» **INSTRUCTIONS FOR THE TASK**:
Extract every record, exactly as written, and ignore the pictures.
• • • • •
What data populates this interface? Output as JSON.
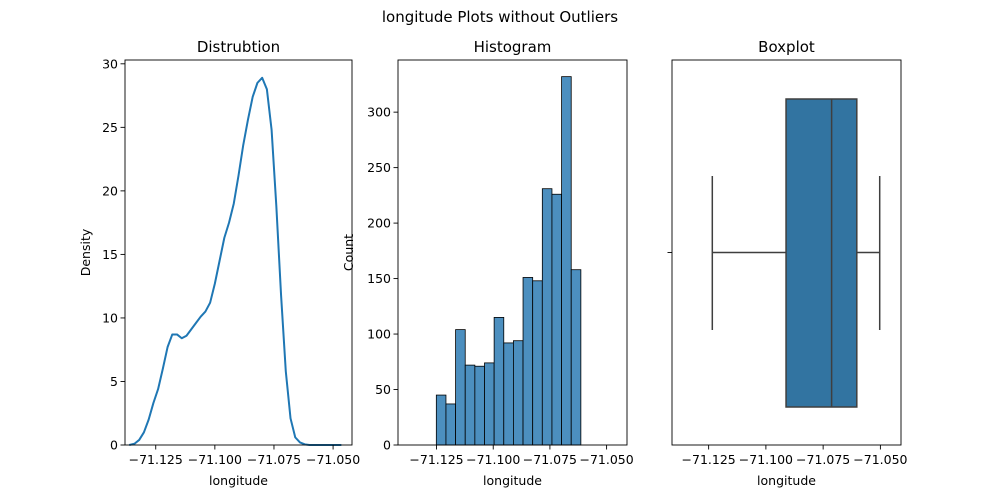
{
  "figure": {
    "suptitle": "longitude Plots without Outliers"
  },
  "chart_data": [
    {
      "type": "line",
      "title": "Distrubtion",
      "xlabel": "longitude",
      "ylabel": "Density",
      "xlim": [
        -71.138,
        -71.042
      ],
      "ylim": [
        0,
        30.3
      ],
      "x_ticks": [
        -71.125,
        -71.1,
        -71.075,
        -71.05
      ],
      "x_tick_labels": [
        "−71.125",
        "−71.100",
        "−71.075",
        "−71.050"
      ],
      "y_ticks": [
        0,
        5,
        10,
        15,
        20,
        25,
        30
      ],
      "y_tick_labels": [
        "0",
        "5",
        "10",
        "15",
        "20",
        "25",
        "30"
      ],
      "color": "#1f77b4",
      "series": [
        {
          "x": [
            -71.1362,
            -71.134,
            -71.132,
            -71.13,
            -71.128,
            -71.126,
            -71.124,
            -71.122,
            -71.12,
            -71.118,
            -71.116,
            -71.114,
            -71.112,
            -71.11,
            -71.108,
            -71.106,
            -71.104,
            -71.102,
            -71.1,
            -71.098,
            -71.096,
            -71.094,
            -71.092,
            -71.09,
            -71.088,
            -71.086,
            -71.084,
            -71.082,
            -71.08,
            -71.078,
            -71.076,
            -71.074,
            -71.072,
            -71.07,
            -71.068,
            -71.066,
            -71.064,
            -71.062,
            -71.06,
            -71.058,
            -71.056,
            -71.054,
            -71.052,
            -71.05,
            -71.048,
            -71.0465
          ],
          "y": [
            0.0,
            0.1,
            0.4,
            1.0,
            2.0,
            3.3,
            4.4,
            6.0,
            7.7,
            8.7,
            8.7,
            8.4,
            8.6,
            9.1,
            9.6,
            10.1,
            10.5,
            11.2,
            12.7,
            14.5,
            16.3,
            17.5,
            19.0,
            21.2,
            23.6,
            25.6,
            27.4,
            28.5,
            28.9,
            28.0,
            24.8,
            18.8,
            11.8,
            5.8,
            2.1,
            0.6,
            0.2,
            0.05,
            0.0,
            0.0,
            0.0,
            0.0,
            0.0,
            0.0,
            0.0,
            0.0
          ]
        }
      ]
    },
    {
      "type": "bar",
      "title": "Histogram",
      "xlabel": "longitude",
      "ylabel": "Count",
      "xlim": [
        -71.142,
        -71.041
      ],
      "ylim": [
        0,
        347
      ],
      "x_ticks": [
        -71.125,
        -71.1,
        -71.075,
        -71.05
      ],
      "x_tick_labels": [
        "−71.125",
        "−71.100",
        "−71.075",
        "−71.050"
      ],
      "y_ticks": [
        0,
        50,
        100,
        150,
        200,
        250,
        300
      ],
      "y_tick_labels": [
        "0",
        "50",
        "100",
        "150",
        "200",
        "250",
        "300"
      ],
      "bin_start": -71.1251,
      "bin_width": 0.00425,
      "values": [
        45,
        37,
        104,
        72,
        71,
        74,
        115,
        92,
        94,
        151,
        148,
        231,
        226,
        332,
        158
      ],
      "color": "#4c8fbf"
    },
    {
      "type": "box",
      "title": "Boxplot",
      "xlabel": "longitude",
      "xlim": [
        -71.141,
        -71.041
      ],
      "x_ticks": [
        -71.125,
        -71.1,
        -71.075,
        -71.05
      ],
      "x_tick_labels": [
        "−71.125",
        "−71.100",
        "−71.075",
        "−71.050"
      ],
      "whisker_low": -71.1234,
      "q1": -71.0912,
      "median": -71.0713,
      "q3": -71.0603,
      "whisker_high": -71.0503,
      "color": "#3274a1"
    }
  ]
}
• • • • •
» **RESULT BELOW**:
What data populates this interface? Output as JSON.
{
  "figure": {
    "suptitle": "longitude Plots without Outliers"
  },
  "chart_data": [
    {
      "type": "line",
      "title": "Distrubtion",
      "xlabel": "longitude",
      "ylabel": "Density",
      "xlim": [
        -71.138,
        -71.042
      ],
      "ylim": [
        0,
        30.3
      ],
      "x_ticks": [
        -71.125,
        -71.1,
        -71.075,
        -71.05
      ],
      "x_tick_labels": [
        "−71.125",
        "−71.100",
        "−71.075",
        "−71.050"
      ],
      "y_ticks": [
        0,
        5,
        10,
        15,
        20,
        25,
        30
      ],
      "y_tick_labels": [
        "0",
        "5",
        "10",
        "15",
        "20",
        "25",
        "30"
      ],
      "color": "#1f77b4",
      "series": [
        {
          "x": [
            -71.1362,
            -71.134,
            -71.132,
            -71.13,
            -71.128,
            -71.126,
            -71.124,
            -71.122,
            -71.12,
            -71.118,
            -71.116,
            -71.114,
            -71.112,
            -71.11,
            -71.108,
            -71.106,
            -71.104,
            -71.102,
            -71.1,
            -71.098,
            -71.096,
            -71.094,
            -71.092,
            -71.09,
            -71.088,
            -71.086,
            -71.084,
            -71.082,
            -71.08,
            -71.078,
            -71.076,
            -71.074,
            -71.072,
            -71.07,
            -71.068,
            -71.066,
            -71.064,
            -71.062,
            -71.06,
            -71.058,
            -71.056,
            -71.054,
            -71.052,
            -71.05,
            -71.048,
            -71.0465
          ],
          "y": [
            0.0,
            0.1,
            0.4,
            1.0,
            2.0,
            3.3,
            4.4,
            6.0,
            7.7,
            8.7,
            8.7,
            8.4,
            8.6,
            9.1,
            9.6,
            10.1,
            10.5,
            11.2,
            12.7,
            14.5,
            16.3,
            17.5,
            19.0,
            21.2,
            23.6,
            25.6,
            27.4,
            28.5,
            28.9,
            28.0,
            24.8,
            18.8,
            11.8,
            5.8,
            2.1,
            0.6,
            0.2,
            0.05,
            0.0,
            0.0,
            0.0,
            0.0,
            0.0,
            0.0,
            0.0,
            0.0
          ]
        }
      ]
    },
    {
      "type": "bar",
      "title": "Histogram",
      "xlabel": "longitude",
      "ylabel": "Count",
      "xlim": [
        -71.142,
        -71.041
      ],
      "ylim": [
        0,
        347
      ],
      "x_ticks": [
        -71.125,
        -71.1,
        -71.075,
        -71.05
      ],
      "x_tick_labels": [
        "−71.125",
        "−71.100",
        "−71.075",
        "−71.050"
      ],
      "y_ticks": [
        0,
        50,
        100,
        150,
        200,
        250,
        300
      ],
      "y_tick_labels": [
        "0",
        "50",
        "100",
        "150",
        "200",
        "250",
        "300"
      ],
      "bin_start": -71.1251,
      "bin_width": 0.00425,
      "values": [
        45,
        37,
        104,
        72,
        71,
        74,
        115,
        92,
        94,
        151,
        148,
        231,
        226,
        332,
        158
      ],
      "color": "#4c8fbf"
    },
    {
      "type": "box",
      "title": "Boxplot",
      "xlabel": "longitude",
      "xlim": [
        -71.141,
        -71.041
      ],
      "x_ticks": [
        -71.125,
        -71.1,
        -71.075,
        -71.05
      ],
      "x_tick_labels": [
        "−71.125",
        "−71.100",
        "−71.075",
        "−71.050"
      ],
      "whisker_low": -71.1234,
      "q1": -71.0912,
      "median": -71.0713,
      "q3": -71.0603,
      "whisker_high": -71.0503,
      "color": "#3274a1"
    }
  ]
}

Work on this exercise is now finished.